/---

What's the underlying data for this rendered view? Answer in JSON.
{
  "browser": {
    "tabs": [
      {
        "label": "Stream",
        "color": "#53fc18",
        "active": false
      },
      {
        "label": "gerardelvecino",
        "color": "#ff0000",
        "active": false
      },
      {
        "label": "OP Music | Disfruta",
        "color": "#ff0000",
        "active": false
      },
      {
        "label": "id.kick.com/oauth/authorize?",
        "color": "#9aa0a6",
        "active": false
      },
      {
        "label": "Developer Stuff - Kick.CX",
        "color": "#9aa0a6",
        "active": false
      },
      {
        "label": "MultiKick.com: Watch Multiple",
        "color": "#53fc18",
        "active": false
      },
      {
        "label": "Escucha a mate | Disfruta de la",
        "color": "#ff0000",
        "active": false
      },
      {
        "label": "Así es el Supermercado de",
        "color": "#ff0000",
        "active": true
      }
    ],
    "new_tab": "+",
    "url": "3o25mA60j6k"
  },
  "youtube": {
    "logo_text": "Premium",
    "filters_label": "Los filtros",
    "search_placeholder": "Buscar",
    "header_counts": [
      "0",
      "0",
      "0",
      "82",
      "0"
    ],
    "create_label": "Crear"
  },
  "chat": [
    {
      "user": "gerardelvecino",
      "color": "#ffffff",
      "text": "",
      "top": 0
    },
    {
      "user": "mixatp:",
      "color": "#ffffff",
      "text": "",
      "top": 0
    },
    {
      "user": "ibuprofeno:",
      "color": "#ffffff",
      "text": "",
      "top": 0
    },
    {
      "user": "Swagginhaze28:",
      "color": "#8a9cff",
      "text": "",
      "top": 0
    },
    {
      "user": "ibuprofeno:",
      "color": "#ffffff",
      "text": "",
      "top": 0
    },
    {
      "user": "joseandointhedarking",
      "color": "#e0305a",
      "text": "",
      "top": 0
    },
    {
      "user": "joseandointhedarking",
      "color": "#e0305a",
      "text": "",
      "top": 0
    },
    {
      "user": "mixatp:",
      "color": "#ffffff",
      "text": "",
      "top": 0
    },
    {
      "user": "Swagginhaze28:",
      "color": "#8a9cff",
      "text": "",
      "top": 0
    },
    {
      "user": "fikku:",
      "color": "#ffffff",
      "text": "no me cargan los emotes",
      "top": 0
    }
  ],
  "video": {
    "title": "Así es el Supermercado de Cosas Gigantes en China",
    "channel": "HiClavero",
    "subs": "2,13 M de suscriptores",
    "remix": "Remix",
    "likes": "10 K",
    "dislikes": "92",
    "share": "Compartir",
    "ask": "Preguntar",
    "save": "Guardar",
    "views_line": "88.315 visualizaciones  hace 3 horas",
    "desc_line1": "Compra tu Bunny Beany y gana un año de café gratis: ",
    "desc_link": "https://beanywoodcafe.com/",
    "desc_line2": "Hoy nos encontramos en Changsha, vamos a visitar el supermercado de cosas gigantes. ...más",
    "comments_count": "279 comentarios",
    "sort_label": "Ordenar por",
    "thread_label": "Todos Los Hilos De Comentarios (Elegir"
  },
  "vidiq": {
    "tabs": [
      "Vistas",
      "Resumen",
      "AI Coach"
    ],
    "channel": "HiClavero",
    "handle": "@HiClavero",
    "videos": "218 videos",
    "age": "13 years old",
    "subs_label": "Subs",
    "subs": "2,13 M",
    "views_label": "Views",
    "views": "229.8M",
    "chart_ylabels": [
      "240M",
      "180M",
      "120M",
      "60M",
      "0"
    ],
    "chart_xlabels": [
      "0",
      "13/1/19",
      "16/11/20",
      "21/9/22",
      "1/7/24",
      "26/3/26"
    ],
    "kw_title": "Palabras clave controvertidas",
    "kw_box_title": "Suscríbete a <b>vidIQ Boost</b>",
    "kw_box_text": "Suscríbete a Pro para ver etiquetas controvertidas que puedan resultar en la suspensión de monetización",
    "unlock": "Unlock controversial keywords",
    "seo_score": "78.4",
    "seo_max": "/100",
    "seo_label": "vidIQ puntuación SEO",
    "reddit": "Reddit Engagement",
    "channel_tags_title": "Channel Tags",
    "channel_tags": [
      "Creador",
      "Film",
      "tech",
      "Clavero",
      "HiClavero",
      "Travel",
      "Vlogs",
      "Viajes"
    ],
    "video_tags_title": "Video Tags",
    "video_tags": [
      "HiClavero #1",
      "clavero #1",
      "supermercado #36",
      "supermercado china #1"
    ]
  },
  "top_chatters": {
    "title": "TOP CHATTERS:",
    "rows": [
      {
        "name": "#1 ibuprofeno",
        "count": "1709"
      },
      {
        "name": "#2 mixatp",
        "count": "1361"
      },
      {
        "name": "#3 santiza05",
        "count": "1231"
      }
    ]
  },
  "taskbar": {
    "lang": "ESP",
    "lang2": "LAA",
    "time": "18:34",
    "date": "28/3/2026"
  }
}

\---

• [Short task] Retype the records above exactly.

• [Exercise answer]
What's the underlying data for this rendered view? Answer in JSON.
{
  "browser": {
    "tabs": [
      {
        "label": "Stream",
        "color": "#53fc18",
        "active": false
      },
      {
        "label": "gerardelvecino",
        "color": "#ff0000",
        "active": false
      },
      {
        "label": "OP Music | Disfruta",
        "color": "#ff0000",
        "active": false
      },
      {
        "label": "id.kick.com/oauth/authorize?",
        "color": "#9aa0a6",
        "active": false
      },
      {
        "label": "Developer Stuff - Kick.CX",
        "color": "#9aa0a6",
        "active": false
      },
      {
        "label": "MultiKick.com: Watch Multiple",
        "color": "#53fc18",
        "active": false
      },
      {
        "label": "Escucha a mate | Disfruta de la",
        "color": "#ff0000",
        "active": false
      },
      {
        "label": "Así es el Supermercado de",
        "color": "#ff0000",
        "active": true
      }
    ],
    "new_tab": "+",
    "url": "3o25mA60j6k"
  },
  "youtube": {
    "logo_text": "Premium",
    "filters_label": "Los filtros",
    "search_placeholder": "Buscar",
    "header_counts": [
      "0",
      "0",
      "0",
      "82",
      "0"
    ],
    "create_label": "Crear"
  },
  "chat": [
    {
      "user": "gerardelvecino",
      "color": "#ffffff",
      "text": "",
      "top": 0
    },
    {
      "user": "mixatp:",
      "color": "#ffffff",
      "text": "",
      "top": 0
    },
    {
      "user": "ibuprofeno:",
      "color": "#ffffff",
      "text": "",
      "top": 0
    },
    {
      "user": "Swagginhaze28:",
      "color": "#8a9cff",
      "text": "",
      "top": 0
    },
    {
      "user": "ibuprofeno:",
      "color": "#ffffff",
      "text": "",
      "top": 0
    },
    {
      "user": "joseandointhedarking",
      "color": "#e0305a",
      "text": "",
      "top": 0
    },
    {
      "user": "joseandointhedarking",
      "color": "#e0305a",
      "text": "",
      "top": 0
    },
    {
      "user": "mixatp:",
      "color": "#ffffff",
      "text": "",
      "top": 0
    },
    {
      "user": "Swagginhaze28:",
      "color": "#8a9cff",
      "text": "",
      "top": 0
    },
    {
      "user": "fikku:",
      "color": "#ffffff",
      "text": "no me cargan los emotes",
      "top": 0
    }
  ],
  "video": {
    "title": "Así es el Supermercado de Cosas Gigantes en China",
    "channel": "HiClavero",
    "subs": "2,13 M de suscriptores",
    "remix": "Remix",
    "likes": "10 K",
    "dislikes": "92",
    "share": "Compartir",
    "ask": "Preguntar",
    "save": "Guardar",
    "views_line": "88.315 visualizaciones  hace 3 horas",
    "desc_line1": "Compra tu Bunny Beany y gana un año de café gratis: ",
    "desc_link": "https://beanywoodcafe.com/",
    "desc_line2": "Hoy nos encontramos en Changsha, vamos a visitar el supermercado de cosas gigantes. ...más",
    "comments_count": "279 comentarios",
    "sort_label": "Ordenar por",
    "thread_label": "Todos Los Hilos De Comentarios (Elegir"
  },
  "vidiq": {
    "tabs": [
      "Vistas",
      "Resumen",
      "AI Coach"
    ],
    "channel": "HiClavero",
    "handle": "@HiClavero",
    "videos": "218 videos",
    "age": "13 years old",
    "subs_label": "Subs",
    "subs": "2,13 M",
    "views_label": "Views",
    "views": "229.8M",
    "chart_ylabels": [
      "240M",
      "180M",
      "120M",
      "60M",
      "0"
    ],
    "chart_xlabels": [
      "0",
      "13/1/19",
      "16/11/20",
      "21/9/22",
      "1/7/24",
      "26/3/26"
    ],
    "kw_title": "Palabras clave controvertidas",
    "kw_box_title": "Suscríbete a <b>vidIQ Boost</b>",
    "kw_box_text": "Suscríbete a Pro para ver etiquetas controvertidas que puedan resultar en la suspensión de monetización",
    "unlock": "Unlock controversial keywords",
    "seo_score": "78.4",
    "seo_max": "/100",
    "seo_label": "vidIQ puntuación SEO",
    "reddit": "Reddit Engagement",
    "channel_tags_title": "Channel Tags",
    "channel_tags": [
      "Creador",
      "Film",
      "tech",
      "Clavero",
      "HiClavero",
      "Travel",
      "Vlogs",
      "Viajes"
    ],
    "video_tags_title": "Video Tags",
    "video_tags": [
      "HiClavero #1",
      "clavero #1",
      "supermercado #36",
      "supermercado china #1"
    ]
  },
  "top_chatters": {
    "title": "TOP CHATTERS:",
    "rows": [
      {
        "name": "#1 ibuprofeno",
        "count": "1709"
      },
      {
        "name": "#2 mixatp",
        "count": "1361"
      },
      {
        "name": "#3 santiza05",
        "count": "1231"
      }
    ]
  },
  "taskbar": {
    "lang": "ESP",
    "lang2": "LAA",
    "time": "18:34",
    "date": "28/3/2026"
  }
}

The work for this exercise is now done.